§ WRITTEN EXERCISE A: Collect each line of the listing that contains the string "divider".

§ EXCERPTED TEXT:
Strategic Response Strategies to Competition and Perfromance of Commercial Banks in Nyeri County, Kenya
Loading...
Date
2018-11
Authors
Muriira, Moses Muriithi
Journal Title
Journal ISSN
Volume Title
Publisher
Kenyatta University
Abstract
The competitive intensity of commercial banks in Kenya threatens the health of the
banking sector as exhibited by the struggle and ultimate collapse of several small banks.
The main objective of this study therefore, was to establish the effect of strategic
response strategies to competition on performance among commercial banks in Nyeri
County, Kenya. The specific objectives of the study were to assess the effect of financial
innovation on performance among commercial banks; to establish the effect of rebranding
strategy on performance among commercial banks; to determine the effect of
restructuring strategy on performance among commercial banks and to investigate the
effect of competition-based pricing on performance among commercial banks in Nyeri
County, Kenya. The study was guided by the Porter‟s five force model. The current study
used a descriptive cross sectional research design. Commercial banks in Nyeri County
were targeted. Operations managers and departmental heads were the respondents in the
study. The study carried out a census of the 79 operations managers and departmental
heads of Commercial banks in Nyeri County A self-administered semi-structured
questionnaire was used to collect data on response strategies to competition. Data on
financial performance of participating banks was sourced from the banks‟ financial
statements. Descriptive statistics such as frequencies, percentages, mean and standard
deviation were used to organize findings. Regression analysis was conducted to
determine the statistical significance of the attempted prediction between strategic
response strategies to competition and performance among commercial banks. SPSS
software was used in analysis. Tables and figures were used to present findings. The
study found that descriptive statistics (M=1.686, SD =0.7608) showed that financial
innovations were used to a great extent in the participating banks. Descriptive statistics
(M=4.0, SD =0.691) indicated that rebranding was exercised to a very small extent in the
participating banks. Descriptive statistics (M=2.46, SD=0.70) showed that restructuring
was exercised to a large extent in the participating banks. Descriptive statistics (M=3.19,
SD=0.59) indicated that competition based pricing strategy was used to a small extent in
the participating banks. Simple regression analysis showed financial innovation (p=0.00),
restructuring strategy (p=0.007) and competition-based pricing (p=0.000) to be
statistically significant. Multiple regression analysis showed that 61.1% of financial
performance of commercial banks can be explained by the response strategies. Financial
innovations (β=0.456) had the highest effect of the four strategies considered in this
study. The study therefore concluded that financial innovation, restructuring and pricing
strategies were important predictors for financial performance of commercial banks. The
study recommended that banks should invest in research into financial innovations. In
particular, banks should seek to create more financial intermediaries to supplement the
banks existing product line.

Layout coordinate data
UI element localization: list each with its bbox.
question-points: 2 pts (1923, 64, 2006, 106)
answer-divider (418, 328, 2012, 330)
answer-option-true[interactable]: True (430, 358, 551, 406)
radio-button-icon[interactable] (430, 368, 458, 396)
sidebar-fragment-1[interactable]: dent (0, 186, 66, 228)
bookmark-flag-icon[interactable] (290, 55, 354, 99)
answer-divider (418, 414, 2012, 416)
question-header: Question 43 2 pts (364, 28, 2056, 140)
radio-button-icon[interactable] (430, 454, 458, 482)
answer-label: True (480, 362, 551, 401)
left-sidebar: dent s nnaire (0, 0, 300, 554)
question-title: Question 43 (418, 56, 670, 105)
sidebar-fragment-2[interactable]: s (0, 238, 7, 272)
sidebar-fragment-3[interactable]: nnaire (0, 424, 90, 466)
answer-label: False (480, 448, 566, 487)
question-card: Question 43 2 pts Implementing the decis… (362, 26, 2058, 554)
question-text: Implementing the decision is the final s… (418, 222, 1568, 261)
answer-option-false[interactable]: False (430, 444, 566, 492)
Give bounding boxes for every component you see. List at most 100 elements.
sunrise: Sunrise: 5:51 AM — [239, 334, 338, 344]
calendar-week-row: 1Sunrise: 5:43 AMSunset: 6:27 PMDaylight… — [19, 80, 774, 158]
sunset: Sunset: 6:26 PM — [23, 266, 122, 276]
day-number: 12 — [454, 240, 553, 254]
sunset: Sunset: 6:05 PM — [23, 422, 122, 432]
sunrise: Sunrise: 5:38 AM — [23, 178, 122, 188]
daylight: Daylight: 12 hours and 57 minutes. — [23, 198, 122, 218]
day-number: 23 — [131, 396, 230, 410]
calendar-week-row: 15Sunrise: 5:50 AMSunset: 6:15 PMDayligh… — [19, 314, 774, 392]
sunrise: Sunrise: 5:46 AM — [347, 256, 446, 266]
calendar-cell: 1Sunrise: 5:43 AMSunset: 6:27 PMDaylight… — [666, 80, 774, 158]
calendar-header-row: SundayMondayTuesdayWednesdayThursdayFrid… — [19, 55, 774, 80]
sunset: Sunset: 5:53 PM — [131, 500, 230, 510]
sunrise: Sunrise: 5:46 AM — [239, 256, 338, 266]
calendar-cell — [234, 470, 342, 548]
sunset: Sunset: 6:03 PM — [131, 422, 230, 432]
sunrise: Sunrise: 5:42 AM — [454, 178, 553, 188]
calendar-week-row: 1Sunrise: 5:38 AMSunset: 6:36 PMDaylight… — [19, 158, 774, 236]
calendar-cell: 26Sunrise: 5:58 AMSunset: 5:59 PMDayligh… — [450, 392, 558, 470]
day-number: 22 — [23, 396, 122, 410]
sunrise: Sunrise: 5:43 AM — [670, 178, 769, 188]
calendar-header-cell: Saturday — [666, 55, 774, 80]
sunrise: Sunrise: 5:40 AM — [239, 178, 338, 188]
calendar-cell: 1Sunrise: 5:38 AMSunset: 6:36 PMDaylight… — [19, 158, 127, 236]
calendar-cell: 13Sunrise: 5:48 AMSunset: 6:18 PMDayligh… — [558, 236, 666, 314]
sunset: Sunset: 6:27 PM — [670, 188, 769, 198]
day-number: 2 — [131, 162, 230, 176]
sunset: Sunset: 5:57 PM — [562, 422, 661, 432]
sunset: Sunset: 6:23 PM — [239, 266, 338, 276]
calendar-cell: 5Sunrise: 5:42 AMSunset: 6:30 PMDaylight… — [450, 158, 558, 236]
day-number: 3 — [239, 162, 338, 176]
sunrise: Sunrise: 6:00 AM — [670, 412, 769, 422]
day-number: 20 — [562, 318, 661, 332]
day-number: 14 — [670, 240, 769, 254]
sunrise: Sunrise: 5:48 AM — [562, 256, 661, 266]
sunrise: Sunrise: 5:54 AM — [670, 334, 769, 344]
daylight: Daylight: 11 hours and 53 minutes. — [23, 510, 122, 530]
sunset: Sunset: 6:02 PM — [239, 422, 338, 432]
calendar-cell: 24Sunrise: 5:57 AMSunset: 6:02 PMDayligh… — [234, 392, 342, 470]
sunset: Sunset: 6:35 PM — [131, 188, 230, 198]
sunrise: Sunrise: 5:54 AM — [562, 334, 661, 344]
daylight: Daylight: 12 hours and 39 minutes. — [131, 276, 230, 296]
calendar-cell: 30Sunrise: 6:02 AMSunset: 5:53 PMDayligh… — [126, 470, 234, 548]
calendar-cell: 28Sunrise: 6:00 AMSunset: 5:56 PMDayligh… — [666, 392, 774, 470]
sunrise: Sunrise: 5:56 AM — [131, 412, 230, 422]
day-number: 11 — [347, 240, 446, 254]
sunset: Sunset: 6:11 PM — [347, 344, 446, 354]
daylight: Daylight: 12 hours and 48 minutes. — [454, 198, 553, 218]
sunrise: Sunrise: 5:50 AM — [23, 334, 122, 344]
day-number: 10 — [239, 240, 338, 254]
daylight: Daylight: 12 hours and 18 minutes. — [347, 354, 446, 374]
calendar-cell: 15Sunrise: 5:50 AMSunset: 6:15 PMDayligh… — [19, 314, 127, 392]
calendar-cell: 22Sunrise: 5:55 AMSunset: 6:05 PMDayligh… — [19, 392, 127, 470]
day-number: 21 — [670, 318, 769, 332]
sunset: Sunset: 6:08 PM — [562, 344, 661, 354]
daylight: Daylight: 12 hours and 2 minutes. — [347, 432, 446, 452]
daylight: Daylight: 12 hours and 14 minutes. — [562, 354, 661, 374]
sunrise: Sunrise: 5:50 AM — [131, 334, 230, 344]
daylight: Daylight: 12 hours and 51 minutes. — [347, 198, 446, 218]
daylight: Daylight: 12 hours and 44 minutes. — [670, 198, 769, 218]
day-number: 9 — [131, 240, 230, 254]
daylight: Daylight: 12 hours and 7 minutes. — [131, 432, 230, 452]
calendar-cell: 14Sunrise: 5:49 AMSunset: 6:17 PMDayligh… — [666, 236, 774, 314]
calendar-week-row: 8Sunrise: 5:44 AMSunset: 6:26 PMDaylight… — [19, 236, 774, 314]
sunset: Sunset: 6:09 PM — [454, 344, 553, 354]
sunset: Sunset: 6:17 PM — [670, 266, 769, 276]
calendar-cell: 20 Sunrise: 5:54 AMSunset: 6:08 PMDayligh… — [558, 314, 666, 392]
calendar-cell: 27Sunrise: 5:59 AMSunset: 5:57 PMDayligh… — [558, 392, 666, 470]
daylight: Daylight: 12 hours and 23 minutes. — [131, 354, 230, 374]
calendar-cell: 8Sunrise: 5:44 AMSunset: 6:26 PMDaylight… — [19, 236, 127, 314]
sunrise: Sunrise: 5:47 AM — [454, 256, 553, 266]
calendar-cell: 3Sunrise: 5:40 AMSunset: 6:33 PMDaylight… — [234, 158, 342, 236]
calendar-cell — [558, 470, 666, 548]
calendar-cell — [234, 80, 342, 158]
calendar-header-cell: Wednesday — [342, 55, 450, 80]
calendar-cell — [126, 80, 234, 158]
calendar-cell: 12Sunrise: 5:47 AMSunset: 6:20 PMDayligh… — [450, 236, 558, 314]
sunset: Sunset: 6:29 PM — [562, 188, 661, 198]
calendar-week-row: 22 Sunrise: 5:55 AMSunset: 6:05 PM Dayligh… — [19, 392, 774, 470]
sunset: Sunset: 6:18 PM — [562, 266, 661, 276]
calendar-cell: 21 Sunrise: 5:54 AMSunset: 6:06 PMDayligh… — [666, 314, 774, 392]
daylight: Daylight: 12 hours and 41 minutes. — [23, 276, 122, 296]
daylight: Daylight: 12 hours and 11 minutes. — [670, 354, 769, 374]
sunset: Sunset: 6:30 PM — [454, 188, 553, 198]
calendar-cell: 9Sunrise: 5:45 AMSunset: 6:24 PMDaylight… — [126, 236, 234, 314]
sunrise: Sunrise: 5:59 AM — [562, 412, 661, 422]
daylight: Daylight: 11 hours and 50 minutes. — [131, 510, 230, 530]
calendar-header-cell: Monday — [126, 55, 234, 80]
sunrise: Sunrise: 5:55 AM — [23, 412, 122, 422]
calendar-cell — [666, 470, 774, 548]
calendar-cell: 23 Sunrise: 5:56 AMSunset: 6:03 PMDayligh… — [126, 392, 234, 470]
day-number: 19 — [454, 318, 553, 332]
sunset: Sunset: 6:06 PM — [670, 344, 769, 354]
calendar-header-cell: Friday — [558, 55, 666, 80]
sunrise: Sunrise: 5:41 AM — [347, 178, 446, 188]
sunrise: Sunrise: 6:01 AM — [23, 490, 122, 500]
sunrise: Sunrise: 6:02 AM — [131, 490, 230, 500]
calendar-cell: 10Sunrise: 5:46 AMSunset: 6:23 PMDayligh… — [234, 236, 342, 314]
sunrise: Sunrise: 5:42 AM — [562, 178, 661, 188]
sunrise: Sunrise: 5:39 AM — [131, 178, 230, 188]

§ WRITTEN EXERCISE B:
Answer these questions from the abstract on bank competition strategies:
(i) Which institution is named as the publisher?
(ii) How many operations managers and departmental heads did the study's census cover?
(iii) According to the multiple regression analysis, what percentage of the banks' financial performance can the response strategies explain?

§ TASK RESPONSE A:
answer-divider (418, 328, 2012, 330)
answer-divider (418, 414, 2012, 416)

§ TASK RESPONSE B:
(i) Kenyatta University
(ii) 79
(iii) 61.1%